== DO THIS ==
Echo the records verbatim, starting at their first line and ending with the line that contains "department-line: 隶属部门：装饰公司: [228, 429, 517, 467]", including both of those lines.

== RECORD EXCERPTS ==
════════
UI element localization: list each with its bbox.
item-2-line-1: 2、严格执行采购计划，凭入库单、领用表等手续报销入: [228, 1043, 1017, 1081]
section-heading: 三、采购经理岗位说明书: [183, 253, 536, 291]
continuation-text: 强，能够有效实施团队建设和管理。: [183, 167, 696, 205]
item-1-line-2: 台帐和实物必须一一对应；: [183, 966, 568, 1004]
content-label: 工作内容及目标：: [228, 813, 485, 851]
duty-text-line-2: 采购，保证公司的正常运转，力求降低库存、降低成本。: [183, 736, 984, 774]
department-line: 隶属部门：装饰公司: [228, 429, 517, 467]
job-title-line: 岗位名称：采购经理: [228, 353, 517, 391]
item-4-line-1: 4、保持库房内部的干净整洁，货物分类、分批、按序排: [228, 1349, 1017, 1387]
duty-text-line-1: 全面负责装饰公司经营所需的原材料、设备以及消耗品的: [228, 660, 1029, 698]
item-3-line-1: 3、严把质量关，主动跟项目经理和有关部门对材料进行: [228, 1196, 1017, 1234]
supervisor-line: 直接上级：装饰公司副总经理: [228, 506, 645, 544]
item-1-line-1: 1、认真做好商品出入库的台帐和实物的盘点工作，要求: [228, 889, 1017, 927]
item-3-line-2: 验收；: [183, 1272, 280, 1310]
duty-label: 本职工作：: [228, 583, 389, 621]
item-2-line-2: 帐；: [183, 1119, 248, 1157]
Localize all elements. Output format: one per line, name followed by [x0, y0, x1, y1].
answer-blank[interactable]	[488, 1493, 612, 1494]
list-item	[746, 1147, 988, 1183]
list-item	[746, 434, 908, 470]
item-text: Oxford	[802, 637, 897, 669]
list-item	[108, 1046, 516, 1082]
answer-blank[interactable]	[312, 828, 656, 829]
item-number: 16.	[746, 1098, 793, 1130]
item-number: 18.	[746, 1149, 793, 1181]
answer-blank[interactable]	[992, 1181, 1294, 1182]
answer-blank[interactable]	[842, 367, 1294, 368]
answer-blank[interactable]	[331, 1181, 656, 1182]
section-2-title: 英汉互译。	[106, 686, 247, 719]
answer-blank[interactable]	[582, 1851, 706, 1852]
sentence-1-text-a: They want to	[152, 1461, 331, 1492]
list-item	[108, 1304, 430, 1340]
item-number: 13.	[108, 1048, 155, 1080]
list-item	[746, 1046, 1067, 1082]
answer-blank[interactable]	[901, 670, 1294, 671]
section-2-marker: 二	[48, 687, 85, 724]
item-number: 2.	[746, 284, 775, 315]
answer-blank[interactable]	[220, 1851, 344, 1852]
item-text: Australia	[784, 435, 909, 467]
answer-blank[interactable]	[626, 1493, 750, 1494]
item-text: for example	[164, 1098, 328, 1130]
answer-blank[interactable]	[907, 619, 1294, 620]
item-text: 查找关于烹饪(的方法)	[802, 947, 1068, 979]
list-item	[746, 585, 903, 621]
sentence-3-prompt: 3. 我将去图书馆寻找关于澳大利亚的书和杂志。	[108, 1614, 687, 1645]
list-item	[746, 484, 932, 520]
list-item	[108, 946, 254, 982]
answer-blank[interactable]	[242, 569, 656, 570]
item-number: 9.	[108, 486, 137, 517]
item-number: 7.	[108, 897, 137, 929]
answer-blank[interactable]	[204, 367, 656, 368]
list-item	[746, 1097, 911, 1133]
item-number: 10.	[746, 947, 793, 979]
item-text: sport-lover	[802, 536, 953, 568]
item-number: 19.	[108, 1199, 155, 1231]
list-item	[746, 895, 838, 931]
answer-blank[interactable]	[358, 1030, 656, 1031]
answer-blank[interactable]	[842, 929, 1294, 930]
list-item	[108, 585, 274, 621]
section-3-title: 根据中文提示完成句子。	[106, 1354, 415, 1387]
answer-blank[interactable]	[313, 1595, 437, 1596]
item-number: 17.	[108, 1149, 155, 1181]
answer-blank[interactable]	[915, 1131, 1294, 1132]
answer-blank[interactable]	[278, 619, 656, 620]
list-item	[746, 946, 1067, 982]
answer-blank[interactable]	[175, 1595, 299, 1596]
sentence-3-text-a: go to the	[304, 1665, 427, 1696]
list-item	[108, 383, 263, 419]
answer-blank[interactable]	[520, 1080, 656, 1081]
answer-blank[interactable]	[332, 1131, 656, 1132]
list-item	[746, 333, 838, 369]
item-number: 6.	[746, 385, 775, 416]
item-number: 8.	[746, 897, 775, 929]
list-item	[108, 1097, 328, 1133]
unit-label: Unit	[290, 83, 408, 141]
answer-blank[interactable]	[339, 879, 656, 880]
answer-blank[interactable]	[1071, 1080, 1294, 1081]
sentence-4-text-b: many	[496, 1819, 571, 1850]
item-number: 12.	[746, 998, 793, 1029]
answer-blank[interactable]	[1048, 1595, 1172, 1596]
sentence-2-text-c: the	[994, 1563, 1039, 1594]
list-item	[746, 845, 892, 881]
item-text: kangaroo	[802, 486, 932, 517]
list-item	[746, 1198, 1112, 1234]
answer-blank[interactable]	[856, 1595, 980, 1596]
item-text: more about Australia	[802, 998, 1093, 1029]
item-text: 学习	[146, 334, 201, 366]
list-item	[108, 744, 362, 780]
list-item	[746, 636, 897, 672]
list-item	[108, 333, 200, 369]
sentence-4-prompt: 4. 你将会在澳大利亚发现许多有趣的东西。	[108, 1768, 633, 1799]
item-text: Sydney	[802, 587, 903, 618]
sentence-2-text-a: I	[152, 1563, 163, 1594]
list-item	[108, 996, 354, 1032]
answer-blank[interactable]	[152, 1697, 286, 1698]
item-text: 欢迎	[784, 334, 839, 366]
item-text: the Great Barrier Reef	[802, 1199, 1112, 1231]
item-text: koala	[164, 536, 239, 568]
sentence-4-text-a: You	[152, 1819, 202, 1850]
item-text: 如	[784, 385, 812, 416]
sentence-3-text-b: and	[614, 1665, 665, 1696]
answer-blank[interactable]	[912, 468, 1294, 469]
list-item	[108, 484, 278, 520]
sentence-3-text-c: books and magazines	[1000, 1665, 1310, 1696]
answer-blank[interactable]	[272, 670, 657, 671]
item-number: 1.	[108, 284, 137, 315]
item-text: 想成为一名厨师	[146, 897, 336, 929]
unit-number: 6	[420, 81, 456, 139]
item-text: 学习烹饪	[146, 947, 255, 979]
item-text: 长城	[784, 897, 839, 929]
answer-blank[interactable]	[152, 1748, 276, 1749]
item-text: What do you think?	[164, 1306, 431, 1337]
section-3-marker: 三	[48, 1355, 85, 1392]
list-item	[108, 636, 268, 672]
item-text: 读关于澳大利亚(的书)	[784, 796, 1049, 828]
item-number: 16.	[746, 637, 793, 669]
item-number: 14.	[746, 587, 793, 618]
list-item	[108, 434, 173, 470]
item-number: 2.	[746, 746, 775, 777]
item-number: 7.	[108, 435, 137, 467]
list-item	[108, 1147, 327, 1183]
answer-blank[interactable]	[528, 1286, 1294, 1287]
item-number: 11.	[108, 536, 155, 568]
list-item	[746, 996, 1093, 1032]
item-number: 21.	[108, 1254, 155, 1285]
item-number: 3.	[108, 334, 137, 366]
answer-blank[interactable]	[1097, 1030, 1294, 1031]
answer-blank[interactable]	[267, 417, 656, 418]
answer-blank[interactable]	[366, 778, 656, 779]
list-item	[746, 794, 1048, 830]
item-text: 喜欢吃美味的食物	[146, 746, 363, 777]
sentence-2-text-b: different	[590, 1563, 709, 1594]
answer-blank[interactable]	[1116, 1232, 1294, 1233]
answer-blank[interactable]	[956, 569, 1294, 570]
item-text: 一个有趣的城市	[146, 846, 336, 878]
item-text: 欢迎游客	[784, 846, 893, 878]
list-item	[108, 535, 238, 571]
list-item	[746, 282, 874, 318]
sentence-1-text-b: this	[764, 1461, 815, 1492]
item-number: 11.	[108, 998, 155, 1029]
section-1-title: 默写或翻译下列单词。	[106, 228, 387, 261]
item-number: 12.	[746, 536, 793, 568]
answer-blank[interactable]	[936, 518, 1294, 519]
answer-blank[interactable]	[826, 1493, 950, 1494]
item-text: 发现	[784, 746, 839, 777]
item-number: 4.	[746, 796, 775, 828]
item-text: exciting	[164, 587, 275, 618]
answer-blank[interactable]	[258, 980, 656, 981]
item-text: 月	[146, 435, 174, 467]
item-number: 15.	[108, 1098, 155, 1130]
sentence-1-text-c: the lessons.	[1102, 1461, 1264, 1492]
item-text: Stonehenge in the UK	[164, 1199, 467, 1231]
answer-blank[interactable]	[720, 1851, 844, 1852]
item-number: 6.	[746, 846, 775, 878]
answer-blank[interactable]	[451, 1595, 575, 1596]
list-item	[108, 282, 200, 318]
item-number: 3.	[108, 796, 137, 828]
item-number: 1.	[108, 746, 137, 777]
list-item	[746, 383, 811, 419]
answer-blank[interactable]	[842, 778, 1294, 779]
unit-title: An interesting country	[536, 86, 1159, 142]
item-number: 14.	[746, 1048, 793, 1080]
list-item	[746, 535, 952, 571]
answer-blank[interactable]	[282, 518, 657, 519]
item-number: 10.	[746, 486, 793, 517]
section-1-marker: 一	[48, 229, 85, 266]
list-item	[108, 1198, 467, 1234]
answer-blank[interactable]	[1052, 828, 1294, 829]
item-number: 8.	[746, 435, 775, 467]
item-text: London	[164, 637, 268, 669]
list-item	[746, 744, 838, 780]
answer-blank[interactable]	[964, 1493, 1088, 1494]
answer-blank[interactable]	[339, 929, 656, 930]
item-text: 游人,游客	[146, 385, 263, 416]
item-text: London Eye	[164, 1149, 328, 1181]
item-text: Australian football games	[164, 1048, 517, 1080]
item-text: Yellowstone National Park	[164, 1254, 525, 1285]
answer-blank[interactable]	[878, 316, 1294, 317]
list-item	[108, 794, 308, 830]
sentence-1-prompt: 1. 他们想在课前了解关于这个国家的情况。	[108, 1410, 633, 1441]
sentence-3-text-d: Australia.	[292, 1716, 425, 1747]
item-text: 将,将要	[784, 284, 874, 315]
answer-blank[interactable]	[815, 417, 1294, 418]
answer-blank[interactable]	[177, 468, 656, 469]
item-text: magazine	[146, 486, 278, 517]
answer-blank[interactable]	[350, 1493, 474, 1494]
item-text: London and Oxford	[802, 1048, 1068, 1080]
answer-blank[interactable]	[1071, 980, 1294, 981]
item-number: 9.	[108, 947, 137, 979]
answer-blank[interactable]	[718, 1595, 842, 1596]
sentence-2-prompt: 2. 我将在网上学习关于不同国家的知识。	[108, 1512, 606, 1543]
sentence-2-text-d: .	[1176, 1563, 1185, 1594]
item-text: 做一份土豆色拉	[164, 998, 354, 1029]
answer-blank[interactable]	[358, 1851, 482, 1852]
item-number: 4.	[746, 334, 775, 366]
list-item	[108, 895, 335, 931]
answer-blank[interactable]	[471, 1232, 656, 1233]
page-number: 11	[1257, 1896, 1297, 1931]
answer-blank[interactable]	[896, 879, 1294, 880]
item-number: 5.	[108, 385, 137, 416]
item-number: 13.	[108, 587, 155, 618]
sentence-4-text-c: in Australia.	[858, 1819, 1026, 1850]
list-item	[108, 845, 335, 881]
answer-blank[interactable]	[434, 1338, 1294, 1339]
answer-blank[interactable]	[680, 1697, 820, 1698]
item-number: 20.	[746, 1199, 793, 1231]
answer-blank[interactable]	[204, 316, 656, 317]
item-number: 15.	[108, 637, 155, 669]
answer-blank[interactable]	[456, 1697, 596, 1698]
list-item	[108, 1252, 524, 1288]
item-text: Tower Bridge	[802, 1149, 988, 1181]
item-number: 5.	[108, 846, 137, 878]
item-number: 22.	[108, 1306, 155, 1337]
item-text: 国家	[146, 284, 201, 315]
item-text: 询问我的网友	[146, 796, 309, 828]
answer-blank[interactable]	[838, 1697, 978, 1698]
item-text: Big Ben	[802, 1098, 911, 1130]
════════
== FINISHED EXERCISE ==
UI element localization: list each with its bbox.
item-2-line-1: 2、严格执行采购计划，凭入库单、领用表等手续报销入: [228, 1043, 1017, 1081]
section-heading: 三、采购经理岗位说明书: [183, 253, 536, 291]
continuation-text: 强，能够有效实施团队建设和管理。: [183, 167, 696, 205]
item-1-line-2: 台帐和实物必须一一对应；: [183, 966, 568, 1004]
content-label: 工作内容及目标：: [228, 813, 485, 851]
duty-text-line-2: 采购，保证公司的正常运转，力求降低库存、降低成本。: [183, 736, 984, 774]
department-line: 隶属部门：装饰公司: [228, 429, 517, 467]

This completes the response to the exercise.